Collected data:

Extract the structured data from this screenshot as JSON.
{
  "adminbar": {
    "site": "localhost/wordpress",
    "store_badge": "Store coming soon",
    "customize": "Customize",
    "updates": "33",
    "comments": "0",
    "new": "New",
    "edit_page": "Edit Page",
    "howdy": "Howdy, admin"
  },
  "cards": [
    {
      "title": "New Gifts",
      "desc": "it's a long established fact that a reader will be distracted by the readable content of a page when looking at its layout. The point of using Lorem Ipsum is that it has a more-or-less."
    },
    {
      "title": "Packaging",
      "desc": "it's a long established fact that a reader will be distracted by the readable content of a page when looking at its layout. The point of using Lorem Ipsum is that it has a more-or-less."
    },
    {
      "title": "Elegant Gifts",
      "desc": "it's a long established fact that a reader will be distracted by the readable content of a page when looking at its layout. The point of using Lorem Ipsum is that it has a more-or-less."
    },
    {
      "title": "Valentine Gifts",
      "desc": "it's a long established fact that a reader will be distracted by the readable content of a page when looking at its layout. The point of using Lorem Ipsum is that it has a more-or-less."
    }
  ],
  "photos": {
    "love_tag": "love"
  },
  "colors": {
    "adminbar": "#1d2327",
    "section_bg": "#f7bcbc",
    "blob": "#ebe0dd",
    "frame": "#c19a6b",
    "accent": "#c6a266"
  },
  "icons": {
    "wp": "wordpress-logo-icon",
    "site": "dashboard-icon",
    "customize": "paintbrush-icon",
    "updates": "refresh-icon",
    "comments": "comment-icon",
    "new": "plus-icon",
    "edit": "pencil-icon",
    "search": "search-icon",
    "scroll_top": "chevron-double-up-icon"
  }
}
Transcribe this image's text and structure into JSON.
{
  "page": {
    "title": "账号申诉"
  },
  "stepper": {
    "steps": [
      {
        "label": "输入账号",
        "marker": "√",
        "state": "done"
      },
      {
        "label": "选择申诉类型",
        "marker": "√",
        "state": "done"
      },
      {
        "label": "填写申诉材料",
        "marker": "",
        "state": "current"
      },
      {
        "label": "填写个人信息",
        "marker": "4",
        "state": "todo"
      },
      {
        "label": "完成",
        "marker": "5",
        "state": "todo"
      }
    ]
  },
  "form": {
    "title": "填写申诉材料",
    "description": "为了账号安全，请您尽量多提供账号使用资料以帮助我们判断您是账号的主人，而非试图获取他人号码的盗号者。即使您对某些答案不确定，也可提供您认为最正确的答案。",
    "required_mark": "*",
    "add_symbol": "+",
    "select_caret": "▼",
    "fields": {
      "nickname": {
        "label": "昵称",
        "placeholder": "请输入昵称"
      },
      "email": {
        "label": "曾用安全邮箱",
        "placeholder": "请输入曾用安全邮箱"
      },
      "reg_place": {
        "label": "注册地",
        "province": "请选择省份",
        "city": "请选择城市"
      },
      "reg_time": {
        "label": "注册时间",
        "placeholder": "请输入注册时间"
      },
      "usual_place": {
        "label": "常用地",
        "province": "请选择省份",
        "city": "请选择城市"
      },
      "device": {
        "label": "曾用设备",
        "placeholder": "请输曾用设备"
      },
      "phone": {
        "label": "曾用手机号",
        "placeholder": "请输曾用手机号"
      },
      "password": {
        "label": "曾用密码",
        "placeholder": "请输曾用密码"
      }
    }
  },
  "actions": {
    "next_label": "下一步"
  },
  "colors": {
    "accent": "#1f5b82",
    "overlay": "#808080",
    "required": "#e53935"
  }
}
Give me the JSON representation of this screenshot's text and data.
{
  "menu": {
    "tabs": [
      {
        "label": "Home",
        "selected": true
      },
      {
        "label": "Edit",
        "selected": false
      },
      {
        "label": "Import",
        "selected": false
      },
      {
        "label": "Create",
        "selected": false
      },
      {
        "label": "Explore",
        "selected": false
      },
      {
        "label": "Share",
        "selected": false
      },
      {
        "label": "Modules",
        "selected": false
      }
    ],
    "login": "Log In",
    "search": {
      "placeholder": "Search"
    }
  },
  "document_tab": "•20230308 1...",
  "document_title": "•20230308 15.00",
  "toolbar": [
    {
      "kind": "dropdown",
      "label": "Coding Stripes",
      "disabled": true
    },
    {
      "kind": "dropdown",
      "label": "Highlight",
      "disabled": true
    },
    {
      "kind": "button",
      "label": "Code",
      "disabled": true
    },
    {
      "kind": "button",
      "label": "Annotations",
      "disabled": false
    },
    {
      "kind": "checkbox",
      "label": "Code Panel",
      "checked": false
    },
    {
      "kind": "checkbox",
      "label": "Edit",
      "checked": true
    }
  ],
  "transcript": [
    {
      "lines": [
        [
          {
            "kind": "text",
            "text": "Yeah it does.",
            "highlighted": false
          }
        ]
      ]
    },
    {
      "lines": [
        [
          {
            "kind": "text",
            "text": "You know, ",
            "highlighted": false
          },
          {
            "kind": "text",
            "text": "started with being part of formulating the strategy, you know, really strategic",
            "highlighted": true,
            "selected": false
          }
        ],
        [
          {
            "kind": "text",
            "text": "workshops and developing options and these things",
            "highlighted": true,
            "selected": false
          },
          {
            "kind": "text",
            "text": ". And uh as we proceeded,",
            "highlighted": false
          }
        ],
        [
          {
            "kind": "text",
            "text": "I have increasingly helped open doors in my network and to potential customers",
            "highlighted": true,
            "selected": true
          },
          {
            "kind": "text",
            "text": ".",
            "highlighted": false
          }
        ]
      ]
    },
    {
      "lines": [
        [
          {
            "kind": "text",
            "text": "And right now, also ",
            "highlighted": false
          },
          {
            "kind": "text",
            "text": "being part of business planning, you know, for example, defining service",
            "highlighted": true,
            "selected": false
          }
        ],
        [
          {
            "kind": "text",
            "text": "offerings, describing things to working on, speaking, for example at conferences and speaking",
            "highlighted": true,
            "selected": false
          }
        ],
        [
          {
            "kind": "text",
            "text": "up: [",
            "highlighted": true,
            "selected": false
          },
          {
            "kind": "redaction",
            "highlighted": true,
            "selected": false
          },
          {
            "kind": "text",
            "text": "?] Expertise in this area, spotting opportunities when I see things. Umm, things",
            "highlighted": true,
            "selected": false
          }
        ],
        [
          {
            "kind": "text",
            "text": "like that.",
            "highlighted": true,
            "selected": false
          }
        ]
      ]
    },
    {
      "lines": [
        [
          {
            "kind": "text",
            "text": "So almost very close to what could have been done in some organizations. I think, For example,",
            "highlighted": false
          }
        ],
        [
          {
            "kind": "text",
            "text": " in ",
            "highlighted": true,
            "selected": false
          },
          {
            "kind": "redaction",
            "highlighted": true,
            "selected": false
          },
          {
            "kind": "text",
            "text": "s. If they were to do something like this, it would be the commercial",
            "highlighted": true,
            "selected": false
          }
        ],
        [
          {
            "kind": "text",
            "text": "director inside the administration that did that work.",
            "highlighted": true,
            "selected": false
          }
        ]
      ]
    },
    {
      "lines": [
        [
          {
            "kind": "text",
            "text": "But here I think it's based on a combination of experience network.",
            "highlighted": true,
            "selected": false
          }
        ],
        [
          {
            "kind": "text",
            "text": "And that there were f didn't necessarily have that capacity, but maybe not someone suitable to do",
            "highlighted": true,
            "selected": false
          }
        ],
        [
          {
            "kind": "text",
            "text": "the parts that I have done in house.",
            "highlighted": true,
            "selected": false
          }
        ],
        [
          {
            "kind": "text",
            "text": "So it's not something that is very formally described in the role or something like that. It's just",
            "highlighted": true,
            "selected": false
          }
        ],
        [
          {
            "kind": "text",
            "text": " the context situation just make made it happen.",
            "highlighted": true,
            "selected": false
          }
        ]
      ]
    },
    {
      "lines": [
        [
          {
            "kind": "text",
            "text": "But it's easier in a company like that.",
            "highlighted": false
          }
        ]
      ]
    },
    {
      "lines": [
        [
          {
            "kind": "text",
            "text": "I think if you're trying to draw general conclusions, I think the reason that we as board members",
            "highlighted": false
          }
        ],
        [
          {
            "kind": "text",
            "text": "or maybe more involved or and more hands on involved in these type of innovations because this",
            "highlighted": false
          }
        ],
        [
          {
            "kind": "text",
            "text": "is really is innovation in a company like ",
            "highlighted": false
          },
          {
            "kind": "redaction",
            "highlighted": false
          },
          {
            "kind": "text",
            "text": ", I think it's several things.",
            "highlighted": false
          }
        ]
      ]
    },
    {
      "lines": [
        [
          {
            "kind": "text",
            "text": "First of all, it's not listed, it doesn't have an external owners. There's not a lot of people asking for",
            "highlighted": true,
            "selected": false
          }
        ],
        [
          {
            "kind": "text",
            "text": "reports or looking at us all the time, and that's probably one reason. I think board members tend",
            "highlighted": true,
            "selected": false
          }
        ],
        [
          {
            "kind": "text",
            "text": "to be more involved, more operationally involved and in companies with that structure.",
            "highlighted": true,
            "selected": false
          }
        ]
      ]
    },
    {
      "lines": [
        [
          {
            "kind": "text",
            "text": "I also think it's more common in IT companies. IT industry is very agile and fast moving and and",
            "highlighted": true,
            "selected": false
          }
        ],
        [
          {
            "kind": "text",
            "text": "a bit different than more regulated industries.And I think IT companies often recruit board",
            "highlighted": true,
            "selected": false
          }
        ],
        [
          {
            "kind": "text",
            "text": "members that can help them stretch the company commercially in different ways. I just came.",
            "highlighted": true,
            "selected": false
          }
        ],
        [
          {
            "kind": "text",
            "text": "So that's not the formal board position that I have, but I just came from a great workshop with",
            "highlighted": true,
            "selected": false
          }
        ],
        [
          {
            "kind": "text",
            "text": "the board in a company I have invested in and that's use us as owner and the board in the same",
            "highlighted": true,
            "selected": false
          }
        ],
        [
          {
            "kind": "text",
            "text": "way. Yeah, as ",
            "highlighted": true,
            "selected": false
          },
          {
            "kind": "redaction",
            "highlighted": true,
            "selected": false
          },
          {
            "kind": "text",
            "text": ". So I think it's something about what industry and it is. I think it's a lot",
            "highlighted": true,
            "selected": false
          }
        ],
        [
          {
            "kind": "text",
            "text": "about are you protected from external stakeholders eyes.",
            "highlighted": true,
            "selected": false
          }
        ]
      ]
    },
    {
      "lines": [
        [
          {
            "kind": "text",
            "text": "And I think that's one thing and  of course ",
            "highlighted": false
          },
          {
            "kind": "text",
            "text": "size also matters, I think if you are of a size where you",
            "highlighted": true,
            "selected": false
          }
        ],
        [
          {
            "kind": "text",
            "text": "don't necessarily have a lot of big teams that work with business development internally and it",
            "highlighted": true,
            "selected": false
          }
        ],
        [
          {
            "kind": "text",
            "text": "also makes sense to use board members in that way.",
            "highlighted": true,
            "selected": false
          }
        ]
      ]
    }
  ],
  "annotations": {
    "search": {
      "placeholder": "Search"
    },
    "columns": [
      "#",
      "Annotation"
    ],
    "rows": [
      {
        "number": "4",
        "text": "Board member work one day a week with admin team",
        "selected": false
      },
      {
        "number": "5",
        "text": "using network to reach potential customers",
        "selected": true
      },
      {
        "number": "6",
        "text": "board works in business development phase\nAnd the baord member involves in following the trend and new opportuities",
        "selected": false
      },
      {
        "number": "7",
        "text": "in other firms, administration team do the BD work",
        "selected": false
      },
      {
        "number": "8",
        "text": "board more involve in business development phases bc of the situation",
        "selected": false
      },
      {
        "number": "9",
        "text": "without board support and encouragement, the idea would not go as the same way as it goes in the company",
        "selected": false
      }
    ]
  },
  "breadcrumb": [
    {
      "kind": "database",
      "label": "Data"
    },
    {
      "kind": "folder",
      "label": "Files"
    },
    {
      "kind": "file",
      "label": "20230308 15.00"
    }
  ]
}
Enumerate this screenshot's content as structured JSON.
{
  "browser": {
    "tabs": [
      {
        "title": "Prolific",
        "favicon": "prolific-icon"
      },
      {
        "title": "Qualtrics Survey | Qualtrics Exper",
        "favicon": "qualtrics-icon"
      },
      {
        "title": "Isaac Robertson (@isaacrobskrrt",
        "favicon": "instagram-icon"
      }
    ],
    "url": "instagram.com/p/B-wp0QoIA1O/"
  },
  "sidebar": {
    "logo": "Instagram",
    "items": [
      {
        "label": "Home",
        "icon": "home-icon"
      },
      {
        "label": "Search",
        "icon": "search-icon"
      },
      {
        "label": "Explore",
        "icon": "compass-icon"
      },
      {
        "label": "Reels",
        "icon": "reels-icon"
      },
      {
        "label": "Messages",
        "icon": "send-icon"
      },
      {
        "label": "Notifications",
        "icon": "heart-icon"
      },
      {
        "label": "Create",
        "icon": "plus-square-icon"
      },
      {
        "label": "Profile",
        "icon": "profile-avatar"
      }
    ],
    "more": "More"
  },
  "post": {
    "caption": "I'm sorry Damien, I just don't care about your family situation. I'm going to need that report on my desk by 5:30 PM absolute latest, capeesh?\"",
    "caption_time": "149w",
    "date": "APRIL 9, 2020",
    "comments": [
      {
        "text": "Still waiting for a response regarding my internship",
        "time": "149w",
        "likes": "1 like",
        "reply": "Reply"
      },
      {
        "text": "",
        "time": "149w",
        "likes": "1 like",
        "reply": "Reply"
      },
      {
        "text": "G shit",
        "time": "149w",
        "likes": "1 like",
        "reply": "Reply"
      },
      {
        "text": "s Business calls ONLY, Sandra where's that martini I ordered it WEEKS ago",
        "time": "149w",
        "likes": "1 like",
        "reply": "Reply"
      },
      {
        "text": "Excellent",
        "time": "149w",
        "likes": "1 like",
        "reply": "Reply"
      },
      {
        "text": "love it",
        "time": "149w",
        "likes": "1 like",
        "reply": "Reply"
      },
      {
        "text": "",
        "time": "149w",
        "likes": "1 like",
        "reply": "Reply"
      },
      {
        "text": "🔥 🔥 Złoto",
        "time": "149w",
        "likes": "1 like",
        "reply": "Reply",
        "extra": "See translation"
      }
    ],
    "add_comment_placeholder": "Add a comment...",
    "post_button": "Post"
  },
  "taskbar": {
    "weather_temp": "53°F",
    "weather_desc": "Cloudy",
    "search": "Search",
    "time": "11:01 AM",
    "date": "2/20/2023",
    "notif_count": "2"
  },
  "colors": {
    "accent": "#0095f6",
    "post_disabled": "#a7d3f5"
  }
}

> [Task requirements]:
Tell how many lines in the material above include the word "different", giving the number only.

> [Correct response]:
2